Evidence of meeting #4 for Status of Women in the 40th Parliament, 2nd Session. (The original version is on Parliament’s site, as are the minutes.) The winning word was jobs.

A recording is available from Parliament.

On the agenda

MPs speaking

Also speaking

Armine Yalnizyan  Senior Economist, Canadian Centre for Policy Alternatives
Kathleen Lahey  Professor, Faculty of Law, Queen's University

12:20 p.m.

Senior Economist, Canadian Centre for Policy Alternatives

Armine Yalnizyan

As you and many of the members of your committee probably know, all of the EI information is available in an administrative format. In the United States, they produce weekly bulletins on what is happening with EI. There might be an argument, actually, to work with the department that is in charge of producing the administrative information to produce it more regularly.

I don't think you need to table it in Parliament. I think the thing is there and it is up to parliamentarians and people who are in the extra-parliamentary process to bring to light the information that is there in an administrative database, and to make sure it is free and openly available to the public along the parameters that you believe are the most important and significant in this period of economic downturn. A lot of that data is already there; you can just speed up the rate at which it gets delivered. StatsCan, of course, released this morning the EI beneficiaries. That's based on the administrative data. You won't see that again until the end of next month.

I'd like to just piggyback, though, on your question by saying that not in this last budget—Budget 2009—but in Budget 2008, the Conservative government did say explicitly in its documentation that it was going to have, within a year, a plan for women. I don't see much evidence of that. I really hope the Conservative members of this group and other members of the women's caucus, if there is one in the Conservative Party, can influence what the nature of a plan might look like. They might also request more fulsome gender budgeting analysis.

Box coordinate listings
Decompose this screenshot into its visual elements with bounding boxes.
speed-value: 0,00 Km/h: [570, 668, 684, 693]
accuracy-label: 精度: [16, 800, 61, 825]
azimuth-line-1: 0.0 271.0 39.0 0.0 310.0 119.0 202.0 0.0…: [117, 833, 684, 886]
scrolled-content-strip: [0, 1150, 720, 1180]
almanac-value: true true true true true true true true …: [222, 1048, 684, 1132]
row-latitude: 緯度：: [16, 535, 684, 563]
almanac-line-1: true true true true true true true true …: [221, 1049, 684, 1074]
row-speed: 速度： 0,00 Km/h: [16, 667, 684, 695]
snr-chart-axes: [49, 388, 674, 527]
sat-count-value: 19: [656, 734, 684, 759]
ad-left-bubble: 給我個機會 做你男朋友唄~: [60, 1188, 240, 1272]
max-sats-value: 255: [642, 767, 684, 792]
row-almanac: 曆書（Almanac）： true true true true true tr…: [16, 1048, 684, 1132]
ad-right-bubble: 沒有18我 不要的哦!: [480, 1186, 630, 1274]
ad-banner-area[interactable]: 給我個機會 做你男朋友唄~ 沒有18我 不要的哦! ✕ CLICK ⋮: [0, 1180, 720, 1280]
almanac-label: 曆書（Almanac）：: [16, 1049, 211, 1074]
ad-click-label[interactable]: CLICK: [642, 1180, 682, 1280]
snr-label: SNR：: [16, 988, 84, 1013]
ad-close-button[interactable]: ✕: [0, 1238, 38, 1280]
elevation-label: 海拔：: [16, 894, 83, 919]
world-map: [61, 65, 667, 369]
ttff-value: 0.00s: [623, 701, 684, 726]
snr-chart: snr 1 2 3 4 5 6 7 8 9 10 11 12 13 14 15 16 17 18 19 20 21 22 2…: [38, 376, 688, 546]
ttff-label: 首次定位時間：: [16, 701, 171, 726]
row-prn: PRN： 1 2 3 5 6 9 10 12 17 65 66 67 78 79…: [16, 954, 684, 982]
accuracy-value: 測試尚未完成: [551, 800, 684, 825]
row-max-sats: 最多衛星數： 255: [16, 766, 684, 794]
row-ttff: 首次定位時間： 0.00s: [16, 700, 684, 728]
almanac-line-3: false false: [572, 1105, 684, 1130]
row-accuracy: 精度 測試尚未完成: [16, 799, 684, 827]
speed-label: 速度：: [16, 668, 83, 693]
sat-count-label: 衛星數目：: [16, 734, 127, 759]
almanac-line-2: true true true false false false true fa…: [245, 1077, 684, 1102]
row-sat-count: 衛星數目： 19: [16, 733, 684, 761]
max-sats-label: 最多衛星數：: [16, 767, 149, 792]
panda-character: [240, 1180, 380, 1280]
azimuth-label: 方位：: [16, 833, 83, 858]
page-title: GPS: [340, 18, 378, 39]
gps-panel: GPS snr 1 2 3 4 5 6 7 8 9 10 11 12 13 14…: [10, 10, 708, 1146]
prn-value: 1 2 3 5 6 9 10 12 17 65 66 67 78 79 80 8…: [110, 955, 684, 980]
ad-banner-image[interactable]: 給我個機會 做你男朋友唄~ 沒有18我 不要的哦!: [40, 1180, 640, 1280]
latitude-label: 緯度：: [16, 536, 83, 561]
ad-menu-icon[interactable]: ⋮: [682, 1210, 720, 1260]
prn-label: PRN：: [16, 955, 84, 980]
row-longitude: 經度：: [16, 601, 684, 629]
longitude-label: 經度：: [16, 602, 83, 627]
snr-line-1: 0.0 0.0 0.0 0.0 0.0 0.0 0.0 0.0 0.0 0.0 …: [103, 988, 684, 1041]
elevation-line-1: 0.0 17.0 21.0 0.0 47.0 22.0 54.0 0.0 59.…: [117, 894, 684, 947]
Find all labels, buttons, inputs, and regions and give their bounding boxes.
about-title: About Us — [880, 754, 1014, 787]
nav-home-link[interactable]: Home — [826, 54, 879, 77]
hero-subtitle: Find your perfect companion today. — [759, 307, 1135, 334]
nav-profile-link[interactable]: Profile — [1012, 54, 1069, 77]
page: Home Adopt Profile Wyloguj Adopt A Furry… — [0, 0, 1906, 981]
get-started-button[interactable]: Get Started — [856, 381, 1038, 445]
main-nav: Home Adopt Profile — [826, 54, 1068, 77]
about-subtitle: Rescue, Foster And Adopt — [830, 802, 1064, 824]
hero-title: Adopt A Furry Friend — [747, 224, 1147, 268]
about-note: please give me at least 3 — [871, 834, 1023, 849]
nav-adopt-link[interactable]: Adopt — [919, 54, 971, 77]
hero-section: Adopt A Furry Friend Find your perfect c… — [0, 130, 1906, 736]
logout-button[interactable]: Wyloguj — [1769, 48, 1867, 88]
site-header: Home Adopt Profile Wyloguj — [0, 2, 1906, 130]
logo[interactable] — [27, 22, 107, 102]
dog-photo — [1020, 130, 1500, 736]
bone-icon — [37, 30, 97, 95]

> [Exercise requirements]
[1] Name the three section headings that appear near the top of the committee transcript, before the list of speakers.
[2] Answer these questions from the committee transcript.
(a) What word is named as the winning word?
(b) What position and institution are listed for Kathleen Lahey?
(c) In which budget did the Conservative government say it would have a plan for women within a year?
[3] Write a continuation of the committee transcript, picking up right after its final sentence.
The box coordinate listings have no part in this work.

> [Answers to the tasks]
[1]
On the agenda
MPs speaking
Also speaking

[2]
(a) Jobs.
(b) Professor, Faculty of Law, Queen's University.
(c) Budget 2008.

[3]
I understand the Department of Finance does produce every year a gender budget analysis. When I was in the budget lock-up this year, I asked the woman who is the gender champion, whom you heard from last year, Louise Levonian, whether that gender budget analysis had been done. She said, yes, it had been. I asked if it was public, and she said, no, it wasn't. I asked on what parameters the gender budget had been done, and of course it was done yet again on tax cuts. Tax cuts are part of it, but what are the spending changes that are going to help women?

We are in a crisis situation. We're not going to waste a lot of money on dickering around with what these reports look like, but what we have should be public, because it is a matter of public record that this government and the previous governments said that gender budgeting analysis is important to assure that governments are working for all Canadians, men and women, and in equal measure. There should be nothing to hide there.

Just in keeping with what you were asking, Madame Mathyssen, it's just more public information so we can assess together where we can make improvements at this stage. Are the scarce public resources being allocated in an effective and gender-neutral way at a time when women will be picking up the slack, as they have in every recession?

There is no more slack; there is no more fat in the system. People are running as flat out as they can. If jobs dry out, I'm not clear what people are going to have to do. So let's use our public resources really well.

12:20 p.m.

Liberal

The Chair Liberal Hedy Fry

One minute left, Ms. Mathyssen.

12:20 p.m.

NDP

Irene Mathyssen NDP London—Fanshawe, ON

Ms. Lahey.

12:20 p.m.

Prof. Kathleen Lahey

I'd like to just make two comments following on that.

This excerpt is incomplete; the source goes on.